TEXTAUSZUG →
+++
Danach stimmt Kusturica das gesamte Publikum darauf ein, ihn mit einem „Fuck you MTV!“ auf Kommando zu beglücken. Er nennt das Ganze eine Englisch-Lehrstunde und benutzt den Pawlow’schen Reflex, um die Zuschauer hörig zu machen. Obwohl dies eher unkonventionell und vulgär ist, funktioniert es tadellos: Die gute Laune, die jedes Bandmitglied an den Tag legt, springt total über. Dank dieser Weltklasse-Stimmungsmacher amüsieren sich die Besucher köstlich. Doch inmitten dieses hektischen Durcheinanders stechen besonders die hervorragenden Soli-Qualitäten der Musiker hervor. Und mehr noch: Es handelt sich allesamt um Virtuosen, die ihr Instrument perfekt beherrschen.

Fundgrube für musikalische Überraschungen

Dies erlaubt zum Beispiel der Band, ein kurzes Motiv oder ein längeres Thema anzuspielen, um Letztere während demselben Song mehrmals verschwinden zu lassen, ehe sie variiert wieder auftauchen. Und jede Umschreibung  wird ständig weiterentwickelt, so dass sie manchmal sogar in einem anderen Song wieder auftaucht. Dabei wirkt trotz der schnellen Tempi und der andauernden Rhythmuswechsel alles locker und selbstverständlich. Mit fortwährenden Improvisationen bespickt ist jeder Song eine Fundgrube für musikalische Überraschungen und klanglichen Reizen.

Und überhaupt geizen die Musiker in keiner Weise mit unerwarteten Einlagen: Auf orientalisch angehauchte Noten tanzen mehrere Mädchen auf der Bühne, während der Geigenspieler mit dunkler und rauer Stimme eine Art Operngesang mimt. Man verfolgt dieses bunte und  verrückte Treiben während dem die Noten unaufhaltsam aufs Publikum eindreschen. Und schon ist der Rosarote Panther wieder da … Es folgen gedudelte Saxofonnoten, ein fetziges Trompetengetöse und effiziente Schlagzeugeinlagen, die  im Dialog mit den Blasinstrumenten stehen. Für dieses einschneidend Phrasierte gibt es nur Händeklatschen-Orgien als logische Konsequenz. Die Tanzenden werden nun von einem Orgelkaraoke begleitet, das den Bubamara-Song in eine Stimmungskanone verwandelt.
+++
GESPEICHERTE EINTRÄGE →
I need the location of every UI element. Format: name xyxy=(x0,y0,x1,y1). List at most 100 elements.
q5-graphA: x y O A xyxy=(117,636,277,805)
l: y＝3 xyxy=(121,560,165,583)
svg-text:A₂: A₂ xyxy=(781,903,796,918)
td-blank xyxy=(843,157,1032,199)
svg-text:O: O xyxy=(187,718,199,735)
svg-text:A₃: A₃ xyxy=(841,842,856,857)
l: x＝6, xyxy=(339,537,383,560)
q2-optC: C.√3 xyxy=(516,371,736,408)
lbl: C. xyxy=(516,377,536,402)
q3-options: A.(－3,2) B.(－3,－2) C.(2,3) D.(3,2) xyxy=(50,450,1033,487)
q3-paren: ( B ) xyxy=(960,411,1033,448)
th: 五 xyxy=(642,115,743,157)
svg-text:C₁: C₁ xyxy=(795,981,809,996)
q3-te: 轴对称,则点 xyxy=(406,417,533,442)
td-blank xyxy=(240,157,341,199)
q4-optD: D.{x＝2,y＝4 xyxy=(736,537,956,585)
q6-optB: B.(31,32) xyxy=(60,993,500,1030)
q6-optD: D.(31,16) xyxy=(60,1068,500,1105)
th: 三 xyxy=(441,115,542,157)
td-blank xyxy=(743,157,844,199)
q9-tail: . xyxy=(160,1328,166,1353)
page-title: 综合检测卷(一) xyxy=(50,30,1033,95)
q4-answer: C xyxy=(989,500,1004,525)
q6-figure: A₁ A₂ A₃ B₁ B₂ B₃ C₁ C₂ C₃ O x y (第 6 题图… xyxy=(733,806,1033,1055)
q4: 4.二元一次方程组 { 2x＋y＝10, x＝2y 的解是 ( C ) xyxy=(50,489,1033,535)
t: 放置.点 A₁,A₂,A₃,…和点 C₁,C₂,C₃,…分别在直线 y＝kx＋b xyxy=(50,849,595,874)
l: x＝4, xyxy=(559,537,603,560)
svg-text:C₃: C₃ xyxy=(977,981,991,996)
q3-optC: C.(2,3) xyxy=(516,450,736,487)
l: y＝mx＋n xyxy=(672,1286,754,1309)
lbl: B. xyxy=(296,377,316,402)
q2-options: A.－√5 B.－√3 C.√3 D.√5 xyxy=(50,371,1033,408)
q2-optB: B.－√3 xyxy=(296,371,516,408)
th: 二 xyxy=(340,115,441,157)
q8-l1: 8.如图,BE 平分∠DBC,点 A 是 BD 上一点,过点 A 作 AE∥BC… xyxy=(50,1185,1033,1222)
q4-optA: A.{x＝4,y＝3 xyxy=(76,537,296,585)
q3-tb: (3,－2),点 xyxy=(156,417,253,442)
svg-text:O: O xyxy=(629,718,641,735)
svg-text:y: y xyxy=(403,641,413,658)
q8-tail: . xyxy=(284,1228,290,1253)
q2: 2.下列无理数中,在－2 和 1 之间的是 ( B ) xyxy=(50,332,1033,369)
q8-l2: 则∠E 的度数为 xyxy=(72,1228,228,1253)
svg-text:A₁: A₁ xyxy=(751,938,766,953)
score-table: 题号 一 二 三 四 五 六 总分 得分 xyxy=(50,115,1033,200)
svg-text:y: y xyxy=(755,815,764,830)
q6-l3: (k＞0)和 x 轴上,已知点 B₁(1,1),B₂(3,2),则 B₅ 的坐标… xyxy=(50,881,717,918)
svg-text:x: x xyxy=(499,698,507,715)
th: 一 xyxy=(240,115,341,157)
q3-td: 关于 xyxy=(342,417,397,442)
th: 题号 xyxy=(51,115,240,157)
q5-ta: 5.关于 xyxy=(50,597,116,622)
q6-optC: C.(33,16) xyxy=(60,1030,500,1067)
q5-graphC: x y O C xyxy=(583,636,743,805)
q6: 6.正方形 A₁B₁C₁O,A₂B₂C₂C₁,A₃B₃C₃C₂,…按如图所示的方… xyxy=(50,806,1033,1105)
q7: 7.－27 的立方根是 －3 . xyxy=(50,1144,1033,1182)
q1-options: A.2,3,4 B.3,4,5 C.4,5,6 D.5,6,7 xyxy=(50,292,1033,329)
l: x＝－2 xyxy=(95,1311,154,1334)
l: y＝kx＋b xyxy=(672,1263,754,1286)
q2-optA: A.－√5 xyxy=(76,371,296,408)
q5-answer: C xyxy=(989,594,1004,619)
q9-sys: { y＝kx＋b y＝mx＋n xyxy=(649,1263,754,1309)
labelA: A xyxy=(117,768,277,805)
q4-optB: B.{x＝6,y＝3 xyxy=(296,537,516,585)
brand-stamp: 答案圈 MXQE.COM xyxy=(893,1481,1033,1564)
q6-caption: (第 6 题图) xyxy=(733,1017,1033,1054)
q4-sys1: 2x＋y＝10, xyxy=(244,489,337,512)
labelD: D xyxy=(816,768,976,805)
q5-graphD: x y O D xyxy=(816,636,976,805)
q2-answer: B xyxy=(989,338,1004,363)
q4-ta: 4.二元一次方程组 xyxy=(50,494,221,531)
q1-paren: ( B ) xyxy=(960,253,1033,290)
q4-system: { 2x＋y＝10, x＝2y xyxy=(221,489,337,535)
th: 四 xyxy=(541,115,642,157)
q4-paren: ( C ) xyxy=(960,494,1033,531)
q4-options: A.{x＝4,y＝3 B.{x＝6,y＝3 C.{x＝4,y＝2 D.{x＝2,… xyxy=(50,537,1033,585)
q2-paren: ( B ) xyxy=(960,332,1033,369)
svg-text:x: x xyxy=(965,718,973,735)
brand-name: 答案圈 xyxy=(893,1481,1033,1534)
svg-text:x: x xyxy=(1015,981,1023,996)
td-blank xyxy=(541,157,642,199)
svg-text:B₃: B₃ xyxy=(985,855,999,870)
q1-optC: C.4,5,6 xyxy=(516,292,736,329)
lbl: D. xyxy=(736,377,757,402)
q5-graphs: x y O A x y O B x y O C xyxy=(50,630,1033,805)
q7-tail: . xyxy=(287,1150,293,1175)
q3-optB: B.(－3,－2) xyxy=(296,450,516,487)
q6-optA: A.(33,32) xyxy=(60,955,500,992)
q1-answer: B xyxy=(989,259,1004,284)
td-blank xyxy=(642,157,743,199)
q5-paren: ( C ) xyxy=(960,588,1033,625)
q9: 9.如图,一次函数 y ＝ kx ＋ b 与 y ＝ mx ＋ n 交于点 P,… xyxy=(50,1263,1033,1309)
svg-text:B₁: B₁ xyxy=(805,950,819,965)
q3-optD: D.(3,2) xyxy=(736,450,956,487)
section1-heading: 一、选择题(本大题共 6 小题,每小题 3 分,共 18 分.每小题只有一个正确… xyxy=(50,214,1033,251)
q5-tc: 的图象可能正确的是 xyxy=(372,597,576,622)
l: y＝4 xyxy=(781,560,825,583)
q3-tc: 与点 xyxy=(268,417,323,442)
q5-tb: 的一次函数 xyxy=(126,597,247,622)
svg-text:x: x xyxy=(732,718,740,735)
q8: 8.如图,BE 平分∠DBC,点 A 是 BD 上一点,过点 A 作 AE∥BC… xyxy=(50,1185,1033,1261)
+++
ARBEITSAUFTRÄGE →
[a] Beantworte anhand des Konzertberichts:
(i) Wie nennt Kusturica das gemeinsame Rufen mit dem Publikum?
(ii) Was tut der Geigenspieler, während mehrere Mädchen auf der Bühne tanzen?
(iii) Welcher Song wird durch das Orgelkaraoke zur Stimmungskanone?
[b] Erkläre in ein bis drei Sätzen, warum sich die Besucher laut dem Konzertbericht köstlich amüsieren.
[c] Schreibe den Konzertbericht im selben Stil weiter.

LÖSUNGEN →
[a]
(i) Er nennt es eine Englisch-Lehrstunde.
(ii) Er mimt mit dunkler und rauer Stimme eine Art Operngesang.
(iii) Der Bubamara-Song.

[b] Jedes Bandmitglied zeigt gute Laune, und diese Stimmung springt auf das Publikum über. Dank dieser Weltklasse-Stimmungsmacher amüsieren sich die Besucher köstlich.

[c]
Jazz mit Slapstick-Charakter

Dann redet Kusturica von der Black Bird Nation, in anderen Worten von Albanien, ohne sich jedoch lobend über das Land zu äußern. Wie gut nur, dass ansonsten kaum politische Anspielungen oder Provokationen in die Welt gesetzt werden. In der Tat gibt der charismatische Bandleader regelmäßig solche nationalistische Anspielungen zum Besten, welche ihm im Gegenzug auch immer wieder heftige Kritik einbringen. Hier lässt er nur die Instrumente sprechen und schon haucht das Saxofon eine tiefe Hafentristesse mit grellem Notengeschrei ins Publikum. Dank einiger atonaler Ansätze fließen die Noten wie schwelgerisch traurige Tränen. Grandios!

Ein Pink-Floyd-Zitat wird Polka-artig fortgesetzt, der Mann an der Ziehharmonika lässt es gewaltig krachen und erschafft mit seinem energischen Gesang zugleich ein schräges Karneval-Tamtam und einen schmetternden Balkan-Jazz mit Slapstick-Charakter. Dabei destilliert die Geige „Saitenhiebe“ wie Rasierklingen-Einschnittstellen, ehe  ein ruhiges Poltern mit Swing-Qualität sich in einem Sprintfinale rasant steigert, um den Höhepunkt der Apotheose zu erreichen.

Ein Delirium mit Charme 

Serbische Brass-Musik trifft auf Zigeuner-Polka oder ein exzentrisches Hochzeitsorchester auf  brillante Improvisationen, das Ganze verbleibt scheinbar ohne Ende. Die extreme Lebensfreude verwandelt sich in ein Delirium mit Charme, welches die durchschwitzten Musiker überraschenderweise durchs Publikum marschieren lässt. Zurück auf der Bühne gibt es „Cerveza“ im Überschuss in diesem mit  Flamenco-Kriegern gefüllten Tollhaus.  Alles pulsiert, es dröhnt und die Musiker hüpfen wie Kängurus im Ecstasy-Rausch. Ja, diese spiralförmige Geigensoli, dieses Klapperschlangen-Gitarrengerassel, diese taumelerregende Notenwirbel  mit ihren synkopischen Rhythmen machen in der Tat süchtig.

In diesem lustig chaotischen Treiben zischt und flitzt es aus in allen Ecken. Diese rastlose Notenlokomotive aus dem Balkan pustet dabei Kraft und Notensaft ins Publikum.  Eine Julia wird inmitten der Zuschauer auf die  Bühne gelockt und steigt symbolisch vom Balkon ab. Sinnlich schmiegt die Frau sich ans Licht, um lasziv die Romeo-und-Julia-Noten in die Welt hinaus zu tanzen. Dieser Song klingt, als hätte Django Reinhardt zu viele Push-ups gemacht, ehe er diesen mit Kerosin abgemischten Notenpunch kreierte. Weiter entstehen Reminiszenzen einer deutsch-kanadischen Polka, die mit schrillen Paganini-Zitaten aus den Vier Jahreszeiten gewürzt wurde. Ständig speien die Instrumente Noteneruptionen wie Feuer und Lava in den Saal, ehe die Stimmung komplett überkocht.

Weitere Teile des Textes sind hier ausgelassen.